[Exercise description]:
The entire listing is to be repeated verbatim.

== Data excerpts

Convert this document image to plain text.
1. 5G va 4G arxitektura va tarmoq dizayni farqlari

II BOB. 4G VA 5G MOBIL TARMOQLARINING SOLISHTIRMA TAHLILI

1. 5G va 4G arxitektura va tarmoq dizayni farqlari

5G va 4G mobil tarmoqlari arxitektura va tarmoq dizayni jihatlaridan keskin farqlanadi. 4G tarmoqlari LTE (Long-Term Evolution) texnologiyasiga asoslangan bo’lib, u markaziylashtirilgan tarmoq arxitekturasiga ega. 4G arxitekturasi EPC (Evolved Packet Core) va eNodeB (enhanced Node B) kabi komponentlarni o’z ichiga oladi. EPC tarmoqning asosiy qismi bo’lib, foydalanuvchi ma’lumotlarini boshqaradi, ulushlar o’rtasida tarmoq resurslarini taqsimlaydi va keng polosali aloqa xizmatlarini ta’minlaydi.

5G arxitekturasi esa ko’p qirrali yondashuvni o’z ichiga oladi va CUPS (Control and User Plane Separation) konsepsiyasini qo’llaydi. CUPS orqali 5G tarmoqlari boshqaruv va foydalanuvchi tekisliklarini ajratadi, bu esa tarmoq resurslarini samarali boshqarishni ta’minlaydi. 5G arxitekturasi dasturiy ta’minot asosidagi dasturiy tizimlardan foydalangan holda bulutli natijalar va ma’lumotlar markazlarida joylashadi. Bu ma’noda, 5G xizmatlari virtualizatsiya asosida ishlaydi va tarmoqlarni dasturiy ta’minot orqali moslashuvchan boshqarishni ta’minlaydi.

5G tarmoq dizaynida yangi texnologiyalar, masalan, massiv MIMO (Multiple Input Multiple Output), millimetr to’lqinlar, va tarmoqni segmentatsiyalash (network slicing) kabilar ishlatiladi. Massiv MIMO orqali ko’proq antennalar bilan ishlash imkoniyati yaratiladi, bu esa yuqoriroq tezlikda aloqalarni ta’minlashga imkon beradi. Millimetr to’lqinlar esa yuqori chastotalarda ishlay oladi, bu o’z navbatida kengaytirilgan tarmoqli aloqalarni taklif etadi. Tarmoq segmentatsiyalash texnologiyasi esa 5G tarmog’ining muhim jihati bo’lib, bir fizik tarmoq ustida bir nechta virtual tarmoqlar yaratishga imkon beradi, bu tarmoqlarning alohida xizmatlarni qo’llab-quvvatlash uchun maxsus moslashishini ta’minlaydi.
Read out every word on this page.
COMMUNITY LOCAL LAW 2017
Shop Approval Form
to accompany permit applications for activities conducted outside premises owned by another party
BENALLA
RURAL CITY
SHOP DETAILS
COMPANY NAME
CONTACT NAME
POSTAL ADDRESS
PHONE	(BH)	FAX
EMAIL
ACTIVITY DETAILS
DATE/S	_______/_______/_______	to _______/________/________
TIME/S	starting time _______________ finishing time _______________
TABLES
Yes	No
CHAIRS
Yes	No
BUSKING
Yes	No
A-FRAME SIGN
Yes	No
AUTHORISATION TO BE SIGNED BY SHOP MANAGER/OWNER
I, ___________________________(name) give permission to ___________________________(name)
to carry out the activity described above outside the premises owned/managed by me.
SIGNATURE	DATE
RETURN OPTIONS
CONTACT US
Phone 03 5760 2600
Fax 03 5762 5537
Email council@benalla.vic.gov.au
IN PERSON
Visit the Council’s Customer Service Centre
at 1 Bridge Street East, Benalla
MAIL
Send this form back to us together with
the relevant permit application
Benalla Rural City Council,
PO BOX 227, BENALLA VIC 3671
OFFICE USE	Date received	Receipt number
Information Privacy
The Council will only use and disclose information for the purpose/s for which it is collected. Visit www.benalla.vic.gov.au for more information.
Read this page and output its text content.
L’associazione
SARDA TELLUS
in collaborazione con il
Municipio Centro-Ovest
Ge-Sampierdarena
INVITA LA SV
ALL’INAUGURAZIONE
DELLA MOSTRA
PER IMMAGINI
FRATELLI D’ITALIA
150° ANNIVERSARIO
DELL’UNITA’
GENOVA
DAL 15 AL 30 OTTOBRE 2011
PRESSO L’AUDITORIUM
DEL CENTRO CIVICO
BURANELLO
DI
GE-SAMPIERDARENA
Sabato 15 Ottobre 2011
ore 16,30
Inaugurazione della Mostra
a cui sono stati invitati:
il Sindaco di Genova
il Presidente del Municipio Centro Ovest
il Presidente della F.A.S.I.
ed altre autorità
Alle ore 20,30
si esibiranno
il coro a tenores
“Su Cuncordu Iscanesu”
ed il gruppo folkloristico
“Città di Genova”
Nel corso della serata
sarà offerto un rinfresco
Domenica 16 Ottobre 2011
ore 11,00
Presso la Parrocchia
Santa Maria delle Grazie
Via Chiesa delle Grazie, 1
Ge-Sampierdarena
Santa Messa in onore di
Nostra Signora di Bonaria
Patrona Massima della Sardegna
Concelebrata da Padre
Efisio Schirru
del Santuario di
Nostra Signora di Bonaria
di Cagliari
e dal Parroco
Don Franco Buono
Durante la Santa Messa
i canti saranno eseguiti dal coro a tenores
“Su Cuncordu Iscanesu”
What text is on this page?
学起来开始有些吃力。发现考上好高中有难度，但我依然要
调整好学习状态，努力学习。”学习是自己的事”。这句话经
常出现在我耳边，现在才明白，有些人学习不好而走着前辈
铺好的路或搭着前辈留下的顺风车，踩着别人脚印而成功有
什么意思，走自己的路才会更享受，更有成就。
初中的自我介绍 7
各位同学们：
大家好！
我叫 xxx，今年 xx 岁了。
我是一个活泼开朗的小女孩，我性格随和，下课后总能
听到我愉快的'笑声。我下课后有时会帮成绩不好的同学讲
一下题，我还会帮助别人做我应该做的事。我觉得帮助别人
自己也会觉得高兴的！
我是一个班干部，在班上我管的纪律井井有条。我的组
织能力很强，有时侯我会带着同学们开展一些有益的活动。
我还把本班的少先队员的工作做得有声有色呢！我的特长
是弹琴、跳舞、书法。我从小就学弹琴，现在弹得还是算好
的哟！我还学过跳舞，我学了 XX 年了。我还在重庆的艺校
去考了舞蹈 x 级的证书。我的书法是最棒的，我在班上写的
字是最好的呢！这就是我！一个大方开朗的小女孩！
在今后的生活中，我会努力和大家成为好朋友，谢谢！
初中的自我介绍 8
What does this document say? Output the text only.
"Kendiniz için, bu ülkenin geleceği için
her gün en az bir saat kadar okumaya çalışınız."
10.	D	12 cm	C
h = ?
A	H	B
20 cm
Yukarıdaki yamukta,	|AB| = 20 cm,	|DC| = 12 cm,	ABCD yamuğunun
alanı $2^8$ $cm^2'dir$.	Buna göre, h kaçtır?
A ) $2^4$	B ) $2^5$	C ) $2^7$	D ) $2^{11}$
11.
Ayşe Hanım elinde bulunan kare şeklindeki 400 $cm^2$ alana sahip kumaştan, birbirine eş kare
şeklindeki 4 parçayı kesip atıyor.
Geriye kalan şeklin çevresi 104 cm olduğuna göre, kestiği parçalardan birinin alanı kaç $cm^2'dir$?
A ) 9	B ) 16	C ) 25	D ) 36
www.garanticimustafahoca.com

====

[Response]:
Convert this document image to plain text.
1. 5G va 4G arxitektura va tarmoq dizayni farqlari

II BOB. 4G VA 5G MOBIL TARMOQLARINING SOLISHTIRMA TAHLILI

1. 5G va 4G arxitektura va tarmoq dizayni farqlari

5G va 4G mobil tarmoqlari arxitektura va tarmoq dizayni jihatlaridan keskin farqlanadi. 4G tarmoqlari LTE (Long-Term Evolution) texnologiyasiga asoslangan bo’lib, u markaziylashtirilgan tarmoq arxitekturasiga ega. 4G arxitekturasi EPC (Evolved Packet Core) va eNodeB (enhanced Node B) kabi komponentlarni o’z ichiga oladi. EPC tarmoqning asosiy qismi bo’lib, foydalanuvchi ma’lumotlarini boshqaradi, ulushlar o’rtasida tarmoq resurslarini taqsimlaydi va keng polosali aloqa xizmatlarini ta’minlaydi.

5G arxitekturasi esa ko’p qirrali yondashuvni o’z ichiga oladi va CUPS (Control and User Plane Separation) konsepsiyasini qo’llaydi. CUPS orqali 5G tarmoqlari boshqaruv va foydalanuvchi tekisliklarini ajratadi, bu esa tarmoq resurslarini samarali boshqarishni ta’minlaydi. 5G arxitekturasi dasturiy ta’minot asosidagi dasturiy tizimlardan foydalangan holda bulutli natijalar va ma’lumotlar markazlarida joylashadi. Bu ma’noda, 5G xizmatlari virtualizatsiya asosida ishlaydi va tarmoqlarni dasturiy ta’minot orqali moslashuvchan boshqarishni ta’minlaydi.

5G tarmoq dizaynida yangi texnologiyalar, masalan, massiv MIMO (Multiple Input Multiple Output), millimetr to’lqinlar, va tarmoqni segmentatsiyalash (network slicing) kabilar ishlatiladi. Massiv MIMO orqali ko’proq antennalar bilan ishlash imkoniyati yaratiladi, bu esa yuqoriroq tezlikda aloqalarni ta’minlashga imkon beradi. Millimetr to’lqinlar esa yuqori chastotalarda ishlay oladi, bu o’z navbatida kengaytirilgan tarmoqli aloqalarni taklif etadi. Tarmoq segmentatsiyalash texnologiyasi esa 5G tarmog’ining muhim jihati bo’lib, bir fizik tarmoq ustida bir nechta virtual tarmoqlar yaratishga imkon beradi, bu tarmoqlarning alohida xizmatlarni qo’llab-quvvatlash uchun maxsus moslashishini ta’minlaydi.
Read out every word on this page.
COMMUNITY LOCAL LAW 2017
Shop Approval Form
to accompany permit applications for activities conducted outside premises owned by another party
BENALLA
RURAL CITY
SHOP DETAILS
COMPANY NAME
CONTACT NAME
POSTAL ADDRESS
PHONE	(BH)	FAX
EMAIL
ACTIVITY DETAILS
DATE/S	_______/_______/_______	to _______/________/________
TIME/S	starting time _______________ finishing time _______________
TABLES
Yes	No
CHAIRS
Yes	No
BUSKING
Yes	No
A-FRAME SIGN
Yes	No
AUTHORISATION TO BE SIGNED BY SHOP MANAGER/OWNER
I, ___________________________(name) give permission to ___________________________(name)
to carry out the activity described above outside the premises owned/managed by me.
SIGNATURE	DATE
RETURN OPTIONS
CONTACT US
Phone 03 5760 2600
Fax 03 5762 5537
Email council@benalla.vic.gov.au
IN PERSON
Visit the Council’s Customer Service Centre
at 1 Bridge Street East, Benalla
MAIL
Send this form back to us together with
the relevant permit application
Benalla Rural City Council,
PO BOX 227, BENALLA VIC 3671
OFFICE USE	Date received	Receipt number
Information Privacy
The Council will only use and disclose information for the purpose/s for which it is collected. Visit www.benalla.vic.gov.au for more information.
Read this page and output its text content.
L’associazione
SARDA TELLUS
in collaborazione con il
Municipio Centro-Ovest
Ge-Sampierdarena
INVITA LA SV
ALL’INAUGURAZIONE
DELLA MOSTRA
PER IMMAGINI
FRATELLI D’ITALIA
150° ANNIVERSARIO
DELL’UNITA’
GENOVA
DAL 15 AL 30 OTTOBRE 2011
PRESSO L’AUDITORIUM
DEL CENTRO CIVICO
BURANELLO
DI
GE-SAMPIERDARENA
Sabato 15 Ottobre 2011
ore 16,30
Inaugurazione della Mostra
a cui sono stati invitati:
il Sindaco di Genova
il Presidente del Municipio Centro Ovest
il Presidente della F.A.S.I.
ed altre autorità
Alle ore 20,30
si esibiranno
il coro a tenores
“Su Cuncordu Iscanesu”
ed il gruppo folkloristico
“Città di Genova”
Nel corso della serata
sarà offerto un rinfresco
Domenica 16 Ottobre 2011
ore 11,00
Presso la Parrocchia
Santa Maria delle Grazie
Via Chiesa delle Grazie, 1
Ge-Sampierdarena
Santa Messa in onore di
Nostra Signora di Bonaria
Patrona Massima della Sardegna
Concelebrata da Padre
Efisio Schirru
del Santuario di
Nostra Signora di Bonaria
di Cagliari
e dal Parroco
Don Franco Buono
Durante la Santa Messa
i canti saranno eseguiti dal coro a tenores
“Su Cuncordu Iscanesu”
What text is on this page?
学起来开始有些吃力。发现考上好高中有难度，但我依然要
调整好学习状态，努力学习。”学习是自己的事”。这句话经
常出现在我耳边，现在才明白，有些人学习不好而走着前辈
铺好的路或搭着前辈留下的顺风车，踩着别人脚印而成功有
什么意思，走自己的路才会更享受，更有成就。
初中的自我介绍 7
各位同学们：
大家好！
我叫 xxx，今年 xx 岁了。
我是一个活泼开朗的小女孩，我性格随和，下课后总能
听到我愉快的'笑声。我下课后有时会帮成绩不好的同学讲
一下题，我还会帮助别人做我应该做的事。我觉得帮助别人
自己也会觉得高兴的！
我是一个班干部，在班上我管的纪律井井有条。我的组
织能力很强，有时侯我会带着同学们开展一些有益的活动。
我还把本班的少先队员的工作做得有声有色呢！我的特长
是弹琴、跳舞、书法。我从小就学弹琴，现在弹得还是算好
的哟！我还学过跳舞，我学了 XX 年了。我还在重庆的艺校
去考了舞蹈 x 级的证书。我的书法是最棒的，我在班上写的
字是最好的呢！这就是我！一个大方开朗的小女孩！
在今后的生活中，我会努力和大家成为好朋友，谢谢！
初中的自我介绍 8
What does this document say? Output the text only.
"Kendiniz için, bu ülkenin geleceği için
her gün en az bir saat kadar okumaya çalışınız."
10.	D	12 cm	C
h = ?
A	H	B
20 cm
Yukarıdaki yamukta,	|AB| = 20 cm,	|DC| = 12 cm,	ABCD yamuğunun
alanı $2^8$ $cm^2'dir$.	Buna göre, h kaçtır?
A ) $2^4$	B ) $2^5$	C ) $2^7$	D ) $2^{11}$
11.
Ayşe Hanım elinde bulunan kare şeklindeki 400 $cm^2$ alana sahip kumaştan, birbirine eş kare
şeklindeki 4 parçayı kesip atıyor.
Geriye kalan şeklin çevresi 104 cm olduğuna göre, kestiği parçalardan birinin alanı kaç $cm^2'dir$?
A ) 9	B ) 16	C ) 25	D ) 36
www.garanticimustafahoca.com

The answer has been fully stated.